Stored data
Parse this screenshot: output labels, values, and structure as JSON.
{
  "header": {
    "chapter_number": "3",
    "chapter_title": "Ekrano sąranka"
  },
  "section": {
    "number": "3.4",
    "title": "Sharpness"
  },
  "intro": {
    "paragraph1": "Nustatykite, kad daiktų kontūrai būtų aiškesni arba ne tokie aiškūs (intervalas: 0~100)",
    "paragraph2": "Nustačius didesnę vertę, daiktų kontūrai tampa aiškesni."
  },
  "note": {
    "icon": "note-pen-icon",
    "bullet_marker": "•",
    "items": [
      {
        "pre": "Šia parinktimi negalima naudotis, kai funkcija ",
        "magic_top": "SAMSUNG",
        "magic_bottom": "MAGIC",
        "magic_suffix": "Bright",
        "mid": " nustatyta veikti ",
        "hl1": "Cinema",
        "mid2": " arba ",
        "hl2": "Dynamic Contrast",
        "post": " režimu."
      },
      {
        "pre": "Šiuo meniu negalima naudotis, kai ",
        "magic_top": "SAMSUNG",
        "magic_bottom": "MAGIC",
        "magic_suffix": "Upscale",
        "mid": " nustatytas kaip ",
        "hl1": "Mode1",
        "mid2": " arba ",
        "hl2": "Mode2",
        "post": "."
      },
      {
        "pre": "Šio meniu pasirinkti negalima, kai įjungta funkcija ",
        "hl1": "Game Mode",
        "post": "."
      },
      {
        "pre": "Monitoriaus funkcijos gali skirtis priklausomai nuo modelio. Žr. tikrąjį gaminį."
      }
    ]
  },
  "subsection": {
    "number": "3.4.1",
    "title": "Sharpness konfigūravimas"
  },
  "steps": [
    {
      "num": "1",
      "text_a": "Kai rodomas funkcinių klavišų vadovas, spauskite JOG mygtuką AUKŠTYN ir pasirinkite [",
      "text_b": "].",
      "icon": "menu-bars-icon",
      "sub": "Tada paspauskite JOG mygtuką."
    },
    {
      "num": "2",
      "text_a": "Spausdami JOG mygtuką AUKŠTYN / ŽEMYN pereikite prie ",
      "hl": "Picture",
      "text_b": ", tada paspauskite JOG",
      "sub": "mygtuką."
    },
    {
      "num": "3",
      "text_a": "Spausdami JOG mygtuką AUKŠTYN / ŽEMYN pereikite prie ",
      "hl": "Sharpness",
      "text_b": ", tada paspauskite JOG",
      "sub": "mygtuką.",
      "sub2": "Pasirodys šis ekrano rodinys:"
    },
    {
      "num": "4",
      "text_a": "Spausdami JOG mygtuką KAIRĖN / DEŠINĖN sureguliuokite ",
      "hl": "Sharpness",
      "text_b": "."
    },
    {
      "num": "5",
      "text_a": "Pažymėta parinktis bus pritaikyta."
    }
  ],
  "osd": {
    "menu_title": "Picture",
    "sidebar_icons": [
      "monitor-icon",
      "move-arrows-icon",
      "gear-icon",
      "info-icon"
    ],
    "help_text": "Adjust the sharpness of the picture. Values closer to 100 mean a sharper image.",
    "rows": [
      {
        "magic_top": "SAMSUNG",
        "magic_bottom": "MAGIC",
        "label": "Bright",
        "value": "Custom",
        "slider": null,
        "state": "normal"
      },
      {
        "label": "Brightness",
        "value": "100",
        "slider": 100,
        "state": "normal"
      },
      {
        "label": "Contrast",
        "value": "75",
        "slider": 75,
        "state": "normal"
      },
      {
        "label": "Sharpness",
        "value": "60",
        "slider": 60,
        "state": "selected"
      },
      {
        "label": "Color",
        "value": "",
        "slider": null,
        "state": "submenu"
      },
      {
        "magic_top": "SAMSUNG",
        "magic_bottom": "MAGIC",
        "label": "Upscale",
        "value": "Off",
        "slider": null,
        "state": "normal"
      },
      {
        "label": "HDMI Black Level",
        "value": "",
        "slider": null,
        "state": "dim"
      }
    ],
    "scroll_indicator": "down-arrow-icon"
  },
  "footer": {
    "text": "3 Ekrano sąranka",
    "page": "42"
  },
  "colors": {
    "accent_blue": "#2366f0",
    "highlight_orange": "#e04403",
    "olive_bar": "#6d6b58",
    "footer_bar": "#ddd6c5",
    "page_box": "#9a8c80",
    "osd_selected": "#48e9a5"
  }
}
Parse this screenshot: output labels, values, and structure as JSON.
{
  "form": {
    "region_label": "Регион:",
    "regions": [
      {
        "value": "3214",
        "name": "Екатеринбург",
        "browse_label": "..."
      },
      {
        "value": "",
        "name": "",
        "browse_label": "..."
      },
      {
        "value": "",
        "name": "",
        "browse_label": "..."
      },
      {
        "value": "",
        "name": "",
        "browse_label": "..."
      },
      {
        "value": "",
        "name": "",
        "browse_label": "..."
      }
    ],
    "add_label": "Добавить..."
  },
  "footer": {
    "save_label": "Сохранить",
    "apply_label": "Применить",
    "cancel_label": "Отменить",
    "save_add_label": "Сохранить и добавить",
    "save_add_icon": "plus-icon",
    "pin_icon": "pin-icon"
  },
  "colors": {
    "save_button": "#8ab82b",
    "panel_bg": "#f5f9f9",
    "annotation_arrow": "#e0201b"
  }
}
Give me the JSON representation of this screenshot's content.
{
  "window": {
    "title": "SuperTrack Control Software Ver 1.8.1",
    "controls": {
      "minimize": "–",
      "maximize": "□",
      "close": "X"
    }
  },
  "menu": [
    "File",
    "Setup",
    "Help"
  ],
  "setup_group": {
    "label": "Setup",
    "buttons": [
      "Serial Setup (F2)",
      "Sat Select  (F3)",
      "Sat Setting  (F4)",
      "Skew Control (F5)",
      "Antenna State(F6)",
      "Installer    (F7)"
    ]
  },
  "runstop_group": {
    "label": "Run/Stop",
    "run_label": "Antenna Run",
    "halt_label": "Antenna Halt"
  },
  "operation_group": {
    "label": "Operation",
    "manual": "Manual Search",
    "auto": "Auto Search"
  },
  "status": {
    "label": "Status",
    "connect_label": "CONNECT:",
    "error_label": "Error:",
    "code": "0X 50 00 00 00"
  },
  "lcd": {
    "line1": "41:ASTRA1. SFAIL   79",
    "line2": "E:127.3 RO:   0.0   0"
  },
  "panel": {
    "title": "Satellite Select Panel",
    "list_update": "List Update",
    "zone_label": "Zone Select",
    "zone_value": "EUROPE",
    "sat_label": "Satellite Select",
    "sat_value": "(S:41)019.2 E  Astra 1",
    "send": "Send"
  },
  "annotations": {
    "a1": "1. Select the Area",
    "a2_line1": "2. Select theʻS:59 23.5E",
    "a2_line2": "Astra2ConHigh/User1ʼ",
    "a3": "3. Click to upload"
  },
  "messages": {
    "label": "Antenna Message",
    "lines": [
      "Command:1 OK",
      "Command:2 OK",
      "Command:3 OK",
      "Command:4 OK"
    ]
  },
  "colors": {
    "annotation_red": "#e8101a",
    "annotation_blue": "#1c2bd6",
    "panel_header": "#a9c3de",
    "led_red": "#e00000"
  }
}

### Aim
From the records above, extract every line exactly as it stands.

### Correct response
Parse this screenshot: output labels, values, and structure as JSON.
{
  "header": {
    "chapter_number": "3",
    "chapter_title": "Ekrano sąranka"
  },
  "section": {
    "number": "3.4",
    "title": "Sharpness"
  },
  "intro": {
    "paragraph1": "Nustatykite, kad daiktų kontūrai būtų aiškesni arba ne tokie aiškūs (intervalas: 0~100)",
    "paragraph2": "Nustačius didesnę vertę, daiktų kontūrai tampa aiškesni."
  },
  "note": {
    "icon": "note-pen-icon",
    "bullet_marker": "•",
    "items": [
      {
        "pre": "Šia parinktimi negalima naudotis, kai funkcija ",
        "magic_top": "SAMSUNG",
        "magic_bottom": "MAGIC",
        "magic_suffix": "Bright",
        "mid": " nustatyta veikti ",
        "hl1": "Cinema",
        "mid2": " arba ",
        "hl2": "Dynamic Contrast",
        "post": " režimu."
      },
      {
        "pre": "Šiuo meniu negalima naudotis, kai ",
        "magic_top": "SAMSUNG",
        "magic_bottom": "MAGIC",
        "magic_suffix": "Upscale",
        "mid": " nustatytas kaip ",
        "hl1": "Mode1",
        "mid2": " arba ",
        "hl2": "Mode2",
        "post": "."
      },
      {
        "pre": "Šio meniu pasirinkti negalima, kai įjungta funkcija ",
        "hl1": "Game Mode",
        "post": "."
      },
      {
        "pre": "Monitoriaus funkcijos gali skirtis priklausomai nuo modelio. Žr. tikrąjį gaminį."
      }
    ]
  },
  "subsection": {
    "number": "3.4.1",
    "title": "Sharpness konfigūravimas"
  },
  "steps": [
    {
      "num": "1",
      "text_a": "Kai rodomas funkcinių klavišų vadovas, spauskite JOG mygtuką AUKŠTYN ir pasirinkite [",
      "text_b": "].",
      "icon": "menu-bars-icon",
      "sub": "Tada paspauskite JOG mygtuką."
    },
    {
      "num": "2",
      "text_a": "Spausdami JOG mygtuką AUKŠTYN / ŽEMYN pereikite prie ",
      "hl": "Picture",
      "text_b": ", tada paspauskite JOG",
      "sub": "mygtuką."
    },
    {
      "num": "3",
      "text_a": "Spausdami JOG mygtuką AUKŠTYN / ŽEMYN pereikite prie ",
      "hl": "Sharpness",
      "text_b": ", tada paspauskite JOG",
      "sub": "mygtuką.",
      "sub2": "Pasirodys šis ekrano rodinys:"
    },
    {
      "num": "4",
      "text_a": "Spausdami JOG mygtuką KAIRĖN / DEŠINĖN sureguliuokite ",
      "hl": "Sharpness",
      "text_b": "."
    },
    {
      "num": "5",
      "text_a": "Pažymėta parinktis bus pritaikyta."
    }
  ],
  "osd": {
    "menu_title": "Picture",
    "sidebar_icons": [
      "monitor-icon",
      "move-arrows-icon",
      "gear-icon",
      "info-icon"
    ],
    "help_text": "Adjust the sharpness of the picture. Values closer to 100 mean a sharper image.",
    "rows": [
      {
        "magic_top": "SAMSUNG",
        "magic_bottom": "MAGIC",
        "label": "Bright",
        "value": "Custom",
        "slider": null,
        "state": "normal"
      },
      {
        "label": "Brightness",
        "value": "100",
        "slider": 100,
        "state": "normal"
      },
      {
        "label": "Contrast",
        "value": "75",
        "slider": 75,
        "state": "normal"
      },
      {
        "label": "Sharpness",
        "value": "60",
        "slider": 60,
        "state": "selected"
      },
      {
        "label": "Color",
        "value": "",
        "slider": null,
        "state": "submenu"
      },
      {
        "magic_top": "SAMSUNG",
        "magic_bottom": "MAGIC",
        "label": "Upscale",
        "value": "Off",
        "slider": null,
        "state": "normal"
      },
      {
        "label": "HDMI Black Level",
        "value": "",
        "slider": null,
        "state": "dim"
      }
    ],
    "scroll_indicator": "down-arrow-icon"
  },
  "footer": {
    "text": "3 Ekrano sąranka",
    "page": "42"
  },
  "colors": {
    "accent_blue": "#2366f0",
    "highlight_orange": "#e04403",
    "olive_bar": "#6d6b58",
    "footer_bar": "#ddd6c5",
    "page_box": "#9a8c80",
    "osd_selected": "#48e9a5"
  }
}
Parse this screenshot: output labels, values, and structure as JSON.
{
  "form": {
    "region_label": "Регион:",
    "regions": [
      {
        "value": "3214",
        "name": "Екатеринбург",
        "browse_label": "..."
      },
      {
        "value": "",
        "name": "",
        "browse_label": "..."
      },
      {
        "value": "",
        "name": "",
        "browse_label": "..."
      },
      {
        "value": "",
        "name": "",
        "browse_label": "..."
      },
      {
        "value": "",
        "name": "",
        "browse_label": "..."
      }
    ],
    "add_label": "Добавить..."
  },
  "footer": {
    "save_label": "Сохранить",
    "apply_label": "Применить",
    "cancel_label": "Отменить",
    "save_add_label": "Сохранить и добавить",
    "save_add_icon": "plus-icon",
    "pin_icon": "pin-icon"
  },
  "colors": {
    "save_button": "#8ab82b",
    "panel_bg": "#f5f9f9",
    "annotation_arrow": "#e0201b"
  }
}
Give me the JSON representation of this screenshot's content.
{
  "window": {
    "title": "SuperTrack Control Software Ver 1.8.1",
    "controls": {
      "minimize": "–",
      "maximize": "□",
      "close": "X"
    }
  },
  "menu": [
    "File",
    "Setup",
    "Help"
  ],
  "setup_group": {
    "label": "Setup",
    "buttons": [
      "Serial Setup (F2)",
      "Sat Select  (F3)",
      "Sat Setting  (F4)",
      "Skew Control (F5)",
      "Antenna State(F6)",
      "Installer    (F7)"
    ]
  },
  "runstop_group": {
    "label": "Run/Stop",
    "run_label": "Antenna Run",
    "halt_label": "Antenna Halt"
  },
  "operation_group": {
    "label": "Operation",
    "manual": "Manual Search",
    "auto": "Auto Search"
  },
  "status": {
    "label": "Status",
    "connect_label": "CONNECT:",
    "error_label": "Error:",
    "code": "0X 50 00 00 00"
  },
  "lcd": {
    "line1": "41:ASTRA1. SFAIL   79",
    "line2": "E:127.3 RO:   0.0   0"
  },
  "panel": {
    "title": "Satellite Select Panel",
    "list_update": "List Update",
    "zone_label": "Zone Select",
    "zone_value": "EUROPE",
    "sat_label": "Satellite Select",
    "sat_value": "(S:41)019.2 E  Astra 1",
    "send": "Send"
  },
  "annotations": {
    "a1": "1. Select the Area",
    "a2_line1": "2. Select theʻS:59 23.5E",
    "a2_line2": "Astra2ConHigh/User1ʼ",
    "a3": "3. Click to upload"
  },
  "messages": {
    "label": "Antenna Message",
    "lines": [
      "Command:1 OK",
      "Command:2 OK",
      "Command:3 OK",
      "Command:4 OK"
    ]
  },
  "colors": {
    "annotation_red": "#e8101a",
    "annotation_blue": "#1c2bd6",
    "panel_header": "#a9c3de",
    "led_red": "#e00000"
  }
}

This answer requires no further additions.